**What this exercise asks**
a - In the article on added matter decisions, which provision of the European Patent Convention prohibits amendments that go beyond the content of the original application?
b - Using the article on added matter decisions, explain why the EPO's Boards of Appeal take a stringent approach to added subject matter.
c - Please extend the article on added matter decisions beyond its final sentence.

**Selected text**

====

Recent Boards of Appeal Decisions on Added Matter: Holding up the Standard

“Recent decisions by the EPO’s Boards of Appeal again underscore the strict enforcement of Article 123 (2) to maintain the high standard it defined for added matter and original disclosure.”

Boards of AppealThe European Patent Office’s (EPO) Boards of Appeal have displayed a stringent approach towards added subject matter in recent decisions, particularly in comparison to other jurisdictions. This stringency is rooted in the provisions of Article 123(2) of the European Patent Convention (EPC), which prohibits amendments that extend beyond the content of the original patent application. The primary objective is to maintain the correlation between the granted patent’s scope of protection and the technical disclosure initially provided in the application.

The Boards of Appeal adhere to several key principles when assessing added subject matter:

  1. Literal Support: Amendments are generally allowed if there is explicit support for the added subject matter in the application as filed. The Boards scrutinize the original disclosure to ensure that the amended claims are directly and unambiguously supported by the description, drawings, and claims of the initial application.

====

**Extracted records**
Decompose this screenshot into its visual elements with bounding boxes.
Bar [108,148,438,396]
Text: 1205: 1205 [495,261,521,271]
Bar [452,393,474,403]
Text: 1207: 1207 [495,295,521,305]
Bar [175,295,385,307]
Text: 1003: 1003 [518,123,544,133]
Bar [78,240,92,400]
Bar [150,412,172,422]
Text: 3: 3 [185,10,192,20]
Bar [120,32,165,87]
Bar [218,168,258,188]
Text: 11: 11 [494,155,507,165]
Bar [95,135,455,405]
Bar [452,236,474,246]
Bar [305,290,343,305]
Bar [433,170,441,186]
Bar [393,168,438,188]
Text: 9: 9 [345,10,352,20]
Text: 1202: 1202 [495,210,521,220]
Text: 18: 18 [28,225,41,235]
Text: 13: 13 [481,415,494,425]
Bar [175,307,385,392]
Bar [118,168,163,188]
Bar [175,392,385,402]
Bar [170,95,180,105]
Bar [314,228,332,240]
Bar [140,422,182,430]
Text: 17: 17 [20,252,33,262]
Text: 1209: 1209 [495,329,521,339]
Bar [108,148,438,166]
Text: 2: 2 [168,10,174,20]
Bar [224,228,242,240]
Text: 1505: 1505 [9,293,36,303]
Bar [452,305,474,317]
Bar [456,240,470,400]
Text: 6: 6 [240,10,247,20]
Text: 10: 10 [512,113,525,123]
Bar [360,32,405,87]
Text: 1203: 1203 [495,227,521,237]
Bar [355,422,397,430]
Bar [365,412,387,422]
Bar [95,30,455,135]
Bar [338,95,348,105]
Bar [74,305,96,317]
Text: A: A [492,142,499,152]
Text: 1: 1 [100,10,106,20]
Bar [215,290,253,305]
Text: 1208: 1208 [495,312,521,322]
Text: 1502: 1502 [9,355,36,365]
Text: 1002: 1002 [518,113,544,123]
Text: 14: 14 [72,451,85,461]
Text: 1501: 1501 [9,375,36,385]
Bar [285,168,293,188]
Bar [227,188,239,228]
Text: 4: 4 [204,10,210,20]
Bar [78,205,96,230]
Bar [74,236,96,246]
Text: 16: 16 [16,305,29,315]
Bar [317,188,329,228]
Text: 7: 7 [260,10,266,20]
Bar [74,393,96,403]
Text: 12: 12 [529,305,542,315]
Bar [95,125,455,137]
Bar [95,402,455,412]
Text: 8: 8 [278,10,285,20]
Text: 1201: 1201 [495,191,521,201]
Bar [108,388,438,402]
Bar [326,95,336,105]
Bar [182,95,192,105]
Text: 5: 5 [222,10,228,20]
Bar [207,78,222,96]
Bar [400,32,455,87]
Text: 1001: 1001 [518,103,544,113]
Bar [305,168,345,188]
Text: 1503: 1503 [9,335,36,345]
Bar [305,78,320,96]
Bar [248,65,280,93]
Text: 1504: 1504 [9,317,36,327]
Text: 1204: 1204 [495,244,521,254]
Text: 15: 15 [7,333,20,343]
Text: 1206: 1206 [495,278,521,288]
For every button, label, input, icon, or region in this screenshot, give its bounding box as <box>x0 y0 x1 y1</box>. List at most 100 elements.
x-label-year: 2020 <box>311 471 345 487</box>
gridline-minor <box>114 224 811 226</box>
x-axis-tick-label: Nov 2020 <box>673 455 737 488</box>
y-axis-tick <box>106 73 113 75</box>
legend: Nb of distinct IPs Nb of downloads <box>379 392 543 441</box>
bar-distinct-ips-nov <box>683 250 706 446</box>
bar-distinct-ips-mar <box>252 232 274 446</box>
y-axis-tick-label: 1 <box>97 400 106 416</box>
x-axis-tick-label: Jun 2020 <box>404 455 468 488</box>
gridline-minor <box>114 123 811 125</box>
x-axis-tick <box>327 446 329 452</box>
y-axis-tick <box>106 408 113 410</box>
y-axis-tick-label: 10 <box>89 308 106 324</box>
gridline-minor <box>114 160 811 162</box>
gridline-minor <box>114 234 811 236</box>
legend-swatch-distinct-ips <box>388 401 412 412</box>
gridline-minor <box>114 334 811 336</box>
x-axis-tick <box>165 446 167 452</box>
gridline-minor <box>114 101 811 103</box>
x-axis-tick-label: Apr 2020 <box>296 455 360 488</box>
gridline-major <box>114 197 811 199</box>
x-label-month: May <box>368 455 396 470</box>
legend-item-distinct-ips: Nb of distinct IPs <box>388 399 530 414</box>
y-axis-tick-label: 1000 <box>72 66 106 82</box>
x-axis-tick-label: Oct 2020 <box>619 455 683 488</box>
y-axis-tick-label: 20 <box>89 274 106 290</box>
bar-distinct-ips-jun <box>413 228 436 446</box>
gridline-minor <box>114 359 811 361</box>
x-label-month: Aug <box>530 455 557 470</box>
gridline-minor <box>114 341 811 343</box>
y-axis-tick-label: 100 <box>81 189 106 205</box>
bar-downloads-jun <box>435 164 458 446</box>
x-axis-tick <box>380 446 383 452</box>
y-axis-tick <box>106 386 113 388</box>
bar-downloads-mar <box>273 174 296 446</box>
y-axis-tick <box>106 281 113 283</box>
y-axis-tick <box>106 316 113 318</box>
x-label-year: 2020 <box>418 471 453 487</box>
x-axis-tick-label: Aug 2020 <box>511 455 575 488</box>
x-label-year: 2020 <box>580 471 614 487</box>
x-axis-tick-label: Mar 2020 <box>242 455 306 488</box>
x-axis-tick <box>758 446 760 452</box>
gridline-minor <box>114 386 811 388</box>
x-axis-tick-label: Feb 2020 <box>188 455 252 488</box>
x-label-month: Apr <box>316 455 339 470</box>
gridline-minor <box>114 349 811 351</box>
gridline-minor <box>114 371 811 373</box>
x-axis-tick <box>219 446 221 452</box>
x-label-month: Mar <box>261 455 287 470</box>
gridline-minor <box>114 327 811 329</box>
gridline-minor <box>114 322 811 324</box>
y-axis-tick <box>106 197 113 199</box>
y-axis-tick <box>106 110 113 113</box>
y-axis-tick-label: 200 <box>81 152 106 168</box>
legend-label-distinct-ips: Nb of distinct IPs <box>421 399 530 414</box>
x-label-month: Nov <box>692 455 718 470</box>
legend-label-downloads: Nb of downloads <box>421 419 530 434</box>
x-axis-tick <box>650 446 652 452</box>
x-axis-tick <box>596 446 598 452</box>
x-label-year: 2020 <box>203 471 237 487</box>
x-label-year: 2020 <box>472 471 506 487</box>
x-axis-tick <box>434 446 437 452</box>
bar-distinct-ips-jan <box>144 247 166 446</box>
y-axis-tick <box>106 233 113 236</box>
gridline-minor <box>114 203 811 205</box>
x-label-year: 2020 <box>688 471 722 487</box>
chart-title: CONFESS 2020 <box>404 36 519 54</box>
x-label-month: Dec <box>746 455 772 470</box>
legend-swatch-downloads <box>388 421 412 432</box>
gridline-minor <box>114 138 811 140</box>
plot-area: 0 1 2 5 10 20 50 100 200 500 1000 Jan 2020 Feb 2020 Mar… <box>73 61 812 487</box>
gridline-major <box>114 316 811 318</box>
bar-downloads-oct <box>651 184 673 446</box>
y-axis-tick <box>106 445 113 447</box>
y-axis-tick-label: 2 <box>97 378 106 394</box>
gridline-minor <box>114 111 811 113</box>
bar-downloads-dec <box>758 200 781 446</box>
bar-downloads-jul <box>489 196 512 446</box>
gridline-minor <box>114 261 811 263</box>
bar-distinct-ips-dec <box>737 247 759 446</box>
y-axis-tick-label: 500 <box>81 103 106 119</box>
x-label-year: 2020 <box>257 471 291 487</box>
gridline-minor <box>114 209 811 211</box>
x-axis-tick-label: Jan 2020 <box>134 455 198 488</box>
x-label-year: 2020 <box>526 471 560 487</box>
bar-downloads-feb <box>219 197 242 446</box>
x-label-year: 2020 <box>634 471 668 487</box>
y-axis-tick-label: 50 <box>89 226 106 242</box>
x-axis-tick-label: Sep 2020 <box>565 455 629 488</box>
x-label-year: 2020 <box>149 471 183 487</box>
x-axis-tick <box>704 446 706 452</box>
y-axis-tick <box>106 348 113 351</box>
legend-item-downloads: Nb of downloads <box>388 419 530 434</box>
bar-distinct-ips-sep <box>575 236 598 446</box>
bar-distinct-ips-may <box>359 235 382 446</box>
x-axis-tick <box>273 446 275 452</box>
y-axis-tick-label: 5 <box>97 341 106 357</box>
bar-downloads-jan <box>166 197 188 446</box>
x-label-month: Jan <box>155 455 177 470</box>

====

**Answers for the exercise**
a - Article 123(2) of the European Patent Convention.

b - The stringency comes from Article 123(2) EPC, which forbids amendments that extend beyond the content of the application as filed. Its main aim is to keep the granted patent's scope of protection matched to the technical disclosure originally given in the application.

c -
  2. Implicit Disclosure: In some cases, an amendment may be permissible if the skilled person would directly and unambiguously derive the added subject matter from the original disclosure, even if it is not explicitly mentioned. This relies on the concept of the “implicit disclosure” standard.
  3. Intermediate Generalization: The Boards consider whether an amendment introduces an “intermediate generalization,” which involves isolating specific features from a more detailed original disclosure. Such generalizations may be allowed if they do not result in a new technical teaching that goes beyond the original content.
  4. Overall Assessment: The Boards perform a comprehensive assessment of the entire application to determine if the amendments maintain the balance between protecting the legitimate interests of the patentee and ensuring legal certainty and clarity for third parties.

T 1137/21 (Zeolitic Material/BASF) 16-06-2023

The patent was revoked as the Board treated a combination of features from dependent claims as a selection from several longer lists. The decision emphasized the need for direct disclosure of relevant combinations in the application, especially for preferred examples.

Claim 1 of the main request read: (in bold the amendments from the dependent claims)

    1. A process for the post-treatment of a zeolitic material, the process comprising

(i) providing a zeolitic material, wherein the framework structure of the zeolitic material comprises SiO2 and Al2O3; (Claim 13)

(ii) subjecting the zeolitic material provided in (i) to a method comprising

(a) treating the zeolitic material with an aqueous solution having a pH of at most 5, wherein the aqueous solution comprises an organic acid and/or an inorganic acid; (Claim 4)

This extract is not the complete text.